+++ TEXTO DE LEITURA

Mas para o imunologista e ex-diretor da Faculdade de Medicina da Universidade de Coimbra, Manuel Santos Rosa, a suspensão por parte de apenas alguns países só veio abalar a confiança das pessoas. "Houve um abalo na confiança da população em relação a esta vacina. Por isso, digo que agora não basta retomar a sua administração, é preciso trabalhar a confiança da população." Acrescentando: "Esta situação colocou duas questões: uma é a necessidade de seguimento científico para se perceber se estes casos não se tornam mais frequentes com a continuidade da administração da vacina. A outra é mais complexa e tem a ver com a confiança das pessoas quanto à vacinação."

Para Santos Rosa, o processo de vacinação estava a correr bem. De uma forma genérica as pessoas estavam a confiar, mas este caso veio mostrar-lhes que não era assim e que algo estava a correr mal, defendendo, no entanto, que "não havendo razão de causa e efeito demonstrável, sendo muito poucos os casos graves em que foi detetada a formação de coágulos, não se deveria ter avançado para a suspensão da vacina por parte de um, dois, três ou até 20 anos. Esta foi uma decisão política dos países e não da ciência".

Suspensão da vacina foi decisão política de alguns países

Na sua opinião, salvaguardando que todos os fármacos, vacinas e medicamentos não estão isentos a 100% de efeitos adversos, dever-se-ia ter feito uma averiguação imediata e rápida à situação para depois se tomar uma decisão. A haver uma suspensão, "então deveria ter sido geral".

O professor de Imunologia sublinha, mais uma vez: "Depois da decisão da EMA, não basta levantar a suspensão da administração da vacina, há todo um trabalho de informação a fazer com as populações para reforçar a sua confiança no processo de vacinação, em concreto em relação a esta vacina."

Agora, reforça, e apesar da decisão do regulador europeu, "é muito natural que as pessoas questionem que vacina vão tomar e que alternativas têm. É uma coisa para a qual temos de nos preparar." Aliás, diz mesmo que situações como esta "têm de ser trabalhadas de forma honesta e transparente. Não basta levantar a suspensão da sua administração, é preciso tornar muito claro o que se passou, o cuidado que já há perante qualquer suspeita que se coloca num processo destes e o que é feito, pois isto pode dar confiança acrescida às pessoas".

++++++
+++ ENTRADAS EXTRAÍDAS

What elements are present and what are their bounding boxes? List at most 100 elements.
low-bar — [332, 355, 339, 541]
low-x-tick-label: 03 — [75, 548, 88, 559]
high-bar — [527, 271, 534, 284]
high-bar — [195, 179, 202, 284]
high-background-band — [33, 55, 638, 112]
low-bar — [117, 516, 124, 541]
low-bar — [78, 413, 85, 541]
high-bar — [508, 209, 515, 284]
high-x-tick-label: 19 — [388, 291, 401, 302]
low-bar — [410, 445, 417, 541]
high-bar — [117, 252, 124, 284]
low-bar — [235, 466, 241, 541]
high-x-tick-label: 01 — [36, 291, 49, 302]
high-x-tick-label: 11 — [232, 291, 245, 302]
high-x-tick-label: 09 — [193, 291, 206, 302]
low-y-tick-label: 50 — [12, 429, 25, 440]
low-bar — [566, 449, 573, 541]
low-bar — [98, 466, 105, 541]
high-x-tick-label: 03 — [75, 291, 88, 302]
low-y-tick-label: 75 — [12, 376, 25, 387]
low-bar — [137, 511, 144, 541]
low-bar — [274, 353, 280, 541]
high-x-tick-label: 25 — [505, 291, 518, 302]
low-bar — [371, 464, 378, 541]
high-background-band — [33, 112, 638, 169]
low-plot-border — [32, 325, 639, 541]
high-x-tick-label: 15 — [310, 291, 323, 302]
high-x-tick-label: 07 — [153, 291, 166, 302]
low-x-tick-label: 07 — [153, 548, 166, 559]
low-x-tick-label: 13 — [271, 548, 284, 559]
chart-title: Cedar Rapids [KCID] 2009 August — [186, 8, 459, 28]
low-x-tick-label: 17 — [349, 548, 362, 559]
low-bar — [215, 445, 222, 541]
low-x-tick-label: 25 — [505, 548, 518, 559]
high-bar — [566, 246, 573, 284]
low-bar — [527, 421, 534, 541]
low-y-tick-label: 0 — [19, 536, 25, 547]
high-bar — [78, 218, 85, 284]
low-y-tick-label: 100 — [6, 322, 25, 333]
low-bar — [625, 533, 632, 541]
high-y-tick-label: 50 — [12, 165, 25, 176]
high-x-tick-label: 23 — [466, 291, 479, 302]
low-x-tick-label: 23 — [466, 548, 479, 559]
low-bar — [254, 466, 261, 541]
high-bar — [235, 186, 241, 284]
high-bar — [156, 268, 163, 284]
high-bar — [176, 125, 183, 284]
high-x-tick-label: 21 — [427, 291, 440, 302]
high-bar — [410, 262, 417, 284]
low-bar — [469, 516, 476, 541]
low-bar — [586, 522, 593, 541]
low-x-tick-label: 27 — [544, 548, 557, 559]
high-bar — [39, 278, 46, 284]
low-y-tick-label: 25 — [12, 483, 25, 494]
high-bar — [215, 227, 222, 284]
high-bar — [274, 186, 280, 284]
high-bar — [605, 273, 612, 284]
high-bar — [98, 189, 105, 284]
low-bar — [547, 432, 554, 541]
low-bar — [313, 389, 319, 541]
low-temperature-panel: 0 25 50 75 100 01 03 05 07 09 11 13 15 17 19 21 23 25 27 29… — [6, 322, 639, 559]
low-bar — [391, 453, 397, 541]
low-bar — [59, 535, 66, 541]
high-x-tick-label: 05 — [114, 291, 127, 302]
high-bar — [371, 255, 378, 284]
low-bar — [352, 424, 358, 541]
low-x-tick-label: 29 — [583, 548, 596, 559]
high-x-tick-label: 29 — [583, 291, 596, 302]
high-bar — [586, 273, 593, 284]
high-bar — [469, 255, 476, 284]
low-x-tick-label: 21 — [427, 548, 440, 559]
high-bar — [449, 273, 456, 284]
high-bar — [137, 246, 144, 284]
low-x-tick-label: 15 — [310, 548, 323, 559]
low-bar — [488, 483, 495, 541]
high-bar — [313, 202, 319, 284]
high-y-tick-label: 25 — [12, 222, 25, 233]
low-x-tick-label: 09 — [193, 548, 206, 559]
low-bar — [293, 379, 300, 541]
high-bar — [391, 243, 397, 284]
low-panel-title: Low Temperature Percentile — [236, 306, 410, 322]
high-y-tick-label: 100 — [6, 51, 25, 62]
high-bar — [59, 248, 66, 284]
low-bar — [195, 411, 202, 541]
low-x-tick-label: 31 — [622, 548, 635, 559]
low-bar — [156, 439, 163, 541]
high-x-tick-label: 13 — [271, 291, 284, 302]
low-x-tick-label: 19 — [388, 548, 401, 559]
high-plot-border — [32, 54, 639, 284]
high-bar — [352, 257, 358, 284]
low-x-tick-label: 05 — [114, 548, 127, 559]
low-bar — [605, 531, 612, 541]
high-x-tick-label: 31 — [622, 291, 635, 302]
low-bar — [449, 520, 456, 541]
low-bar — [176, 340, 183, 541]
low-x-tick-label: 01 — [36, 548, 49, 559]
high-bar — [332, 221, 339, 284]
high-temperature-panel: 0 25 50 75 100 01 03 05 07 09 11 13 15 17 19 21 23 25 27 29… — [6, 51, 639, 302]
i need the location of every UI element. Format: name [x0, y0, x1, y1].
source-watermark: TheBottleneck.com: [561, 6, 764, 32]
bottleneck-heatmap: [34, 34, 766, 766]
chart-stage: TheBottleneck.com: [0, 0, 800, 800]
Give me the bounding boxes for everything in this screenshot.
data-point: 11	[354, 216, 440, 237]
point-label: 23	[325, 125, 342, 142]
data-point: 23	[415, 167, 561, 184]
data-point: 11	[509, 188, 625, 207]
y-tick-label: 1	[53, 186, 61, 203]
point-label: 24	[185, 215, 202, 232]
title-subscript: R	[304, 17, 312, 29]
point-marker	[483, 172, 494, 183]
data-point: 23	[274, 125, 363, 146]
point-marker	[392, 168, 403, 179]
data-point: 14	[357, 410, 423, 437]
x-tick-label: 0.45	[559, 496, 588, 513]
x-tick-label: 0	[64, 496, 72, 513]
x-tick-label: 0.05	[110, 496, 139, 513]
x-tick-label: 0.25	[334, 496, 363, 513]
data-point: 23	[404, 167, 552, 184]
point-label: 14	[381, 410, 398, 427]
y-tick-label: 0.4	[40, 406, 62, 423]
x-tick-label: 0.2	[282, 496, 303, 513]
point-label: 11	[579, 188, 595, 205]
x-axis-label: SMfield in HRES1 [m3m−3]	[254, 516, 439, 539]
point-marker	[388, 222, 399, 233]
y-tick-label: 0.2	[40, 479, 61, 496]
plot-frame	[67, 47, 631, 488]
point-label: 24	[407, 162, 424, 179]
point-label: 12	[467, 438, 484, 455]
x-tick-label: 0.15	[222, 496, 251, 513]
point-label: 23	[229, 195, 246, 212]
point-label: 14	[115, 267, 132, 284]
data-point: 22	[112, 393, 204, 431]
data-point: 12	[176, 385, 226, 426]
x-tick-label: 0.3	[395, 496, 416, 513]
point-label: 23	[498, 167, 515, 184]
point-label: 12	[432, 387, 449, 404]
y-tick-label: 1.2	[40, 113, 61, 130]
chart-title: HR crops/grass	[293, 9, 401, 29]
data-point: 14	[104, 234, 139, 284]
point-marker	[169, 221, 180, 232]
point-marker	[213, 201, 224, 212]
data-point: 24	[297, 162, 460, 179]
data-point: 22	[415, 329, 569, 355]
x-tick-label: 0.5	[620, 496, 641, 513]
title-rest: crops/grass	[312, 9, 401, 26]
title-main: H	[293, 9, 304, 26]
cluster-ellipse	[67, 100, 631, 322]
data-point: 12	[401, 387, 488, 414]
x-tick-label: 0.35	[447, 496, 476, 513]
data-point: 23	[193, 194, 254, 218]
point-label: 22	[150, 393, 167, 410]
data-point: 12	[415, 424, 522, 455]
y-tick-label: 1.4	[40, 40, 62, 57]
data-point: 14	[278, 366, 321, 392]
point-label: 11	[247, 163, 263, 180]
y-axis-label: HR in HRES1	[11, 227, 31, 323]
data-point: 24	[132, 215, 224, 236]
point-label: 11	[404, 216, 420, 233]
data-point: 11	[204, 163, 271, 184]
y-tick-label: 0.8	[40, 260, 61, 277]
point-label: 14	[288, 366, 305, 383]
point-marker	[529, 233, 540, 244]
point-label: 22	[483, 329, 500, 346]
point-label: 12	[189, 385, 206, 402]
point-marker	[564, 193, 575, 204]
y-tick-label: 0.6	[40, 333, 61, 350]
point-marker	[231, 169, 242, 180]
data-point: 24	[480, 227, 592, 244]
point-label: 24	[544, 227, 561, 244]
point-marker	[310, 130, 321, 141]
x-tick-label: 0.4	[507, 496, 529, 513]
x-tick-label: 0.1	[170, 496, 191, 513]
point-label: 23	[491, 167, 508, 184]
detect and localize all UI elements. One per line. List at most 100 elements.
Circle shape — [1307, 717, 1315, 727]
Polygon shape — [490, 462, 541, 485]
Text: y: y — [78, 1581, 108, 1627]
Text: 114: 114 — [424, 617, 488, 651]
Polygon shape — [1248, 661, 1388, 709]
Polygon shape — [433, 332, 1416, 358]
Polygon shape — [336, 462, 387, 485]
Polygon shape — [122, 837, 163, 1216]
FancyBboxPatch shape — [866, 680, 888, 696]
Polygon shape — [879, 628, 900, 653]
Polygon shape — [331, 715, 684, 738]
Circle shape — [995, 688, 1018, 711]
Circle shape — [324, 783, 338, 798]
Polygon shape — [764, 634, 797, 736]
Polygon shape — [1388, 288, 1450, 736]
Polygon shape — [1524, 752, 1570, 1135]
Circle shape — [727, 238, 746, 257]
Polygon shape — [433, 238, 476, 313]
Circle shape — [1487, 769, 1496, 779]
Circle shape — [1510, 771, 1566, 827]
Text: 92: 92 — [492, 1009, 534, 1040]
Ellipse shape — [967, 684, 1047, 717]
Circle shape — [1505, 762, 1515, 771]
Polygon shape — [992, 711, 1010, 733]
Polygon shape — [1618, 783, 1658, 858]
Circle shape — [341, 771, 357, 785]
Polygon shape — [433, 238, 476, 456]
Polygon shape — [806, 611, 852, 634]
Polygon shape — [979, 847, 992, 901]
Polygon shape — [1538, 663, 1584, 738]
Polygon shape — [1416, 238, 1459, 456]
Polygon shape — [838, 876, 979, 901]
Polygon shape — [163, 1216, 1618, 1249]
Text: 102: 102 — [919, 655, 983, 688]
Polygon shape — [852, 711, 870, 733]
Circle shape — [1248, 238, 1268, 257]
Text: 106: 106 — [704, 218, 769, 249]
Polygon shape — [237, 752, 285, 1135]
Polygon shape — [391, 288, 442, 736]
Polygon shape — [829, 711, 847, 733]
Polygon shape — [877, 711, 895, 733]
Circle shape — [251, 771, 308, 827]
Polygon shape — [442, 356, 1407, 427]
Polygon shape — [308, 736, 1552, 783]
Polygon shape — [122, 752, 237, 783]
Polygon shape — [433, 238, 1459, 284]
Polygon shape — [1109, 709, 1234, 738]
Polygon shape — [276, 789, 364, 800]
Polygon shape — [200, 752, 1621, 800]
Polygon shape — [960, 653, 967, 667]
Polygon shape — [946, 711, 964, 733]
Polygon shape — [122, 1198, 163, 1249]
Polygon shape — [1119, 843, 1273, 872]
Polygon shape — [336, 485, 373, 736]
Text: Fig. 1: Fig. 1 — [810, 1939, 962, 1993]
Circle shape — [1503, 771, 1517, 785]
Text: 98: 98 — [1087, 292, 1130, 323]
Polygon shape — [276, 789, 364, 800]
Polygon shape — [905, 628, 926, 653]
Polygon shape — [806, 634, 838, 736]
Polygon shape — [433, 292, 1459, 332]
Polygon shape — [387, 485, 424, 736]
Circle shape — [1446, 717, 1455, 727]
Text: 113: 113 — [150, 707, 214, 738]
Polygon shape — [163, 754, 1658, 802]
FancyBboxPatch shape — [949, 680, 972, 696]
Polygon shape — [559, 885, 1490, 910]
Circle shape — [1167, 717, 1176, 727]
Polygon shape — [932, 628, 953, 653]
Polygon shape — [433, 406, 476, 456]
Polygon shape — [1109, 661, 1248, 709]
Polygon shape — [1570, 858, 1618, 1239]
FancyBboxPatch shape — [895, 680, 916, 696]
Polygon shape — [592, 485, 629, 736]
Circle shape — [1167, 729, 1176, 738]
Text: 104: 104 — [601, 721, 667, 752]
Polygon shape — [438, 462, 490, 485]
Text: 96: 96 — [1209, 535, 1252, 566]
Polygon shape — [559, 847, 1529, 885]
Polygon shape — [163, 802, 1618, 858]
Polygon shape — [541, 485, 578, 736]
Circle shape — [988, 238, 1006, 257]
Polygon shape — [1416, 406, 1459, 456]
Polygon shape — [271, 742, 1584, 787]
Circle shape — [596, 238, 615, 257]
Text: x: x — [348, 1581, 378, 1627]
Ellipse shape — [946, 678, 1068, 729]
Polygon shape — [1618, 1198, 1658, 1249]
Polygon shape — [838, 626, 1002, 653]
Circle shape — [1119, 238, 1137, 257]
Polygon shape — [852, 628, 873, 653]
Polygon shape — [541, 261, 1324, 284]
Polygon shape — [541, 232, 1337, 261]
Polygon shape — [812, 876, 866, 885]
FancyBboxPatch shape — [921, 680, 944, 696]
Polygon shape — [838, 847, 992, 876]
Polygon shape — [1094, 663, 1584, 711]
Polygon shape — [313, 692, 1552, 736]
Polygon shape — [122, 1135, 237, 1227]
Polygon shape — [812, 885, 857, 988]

++++++

--- PROBLEMAS A RESOLVER ---
**a.** No texto sobre a suspensão da vacina, que tipo de decisão foi, para Santos Rosa, a suspensão da vacina por alguns países?
**b.** Retome o texto sobre a suspensão da vacina e prossiga-o a partir da última frase apresentada.

--- LISTA DE RESPOSTAS ---
**a.** Foi uma decisão política dos países, e não da ciência.

**b.**
O imunologista salienta ainda que "situações como esta fazem parte do histórico das vacinas. Ninguém pode pensar que vai ser vacinado e que está isento de riscos. Mas tem uma certeza, é que a percentagem desse risco é muito baixa. Ora, perante uma situação em que o benefício em relação ao risco é evidente, do meu ponto de vista, foi contraproducente tomar-se uma decisão que travasse que um número significativo de pessoas continuasse a ser vacinada", sublinhando: "Houve uma decisão política que se sobrepôs à ciência."

Portugal não foge à regra e, neste sentido, Santos Rosa defende que os profissionais de saúde devem estar preparados para responder a todas as perguntas feitas pela população. "É natural que surjam questões com a vacina da AstraZeneca, uma vacina clássica, à base de adenovírus. É natural que surjam questões quando aparecer a da Johnson & Johnson, que é só de uma toma, mas tem de haver confiança no processo que já provou ser protetor em relação à covid-19.

A EMA garantiu na tarde de ontem que "depois de uma investigação aos casos detetados, não foi encontrada uma associação entre a vacina e o aumento do risco de eventos tromboembólicos responsáveis pelos coágulos sanguíneos".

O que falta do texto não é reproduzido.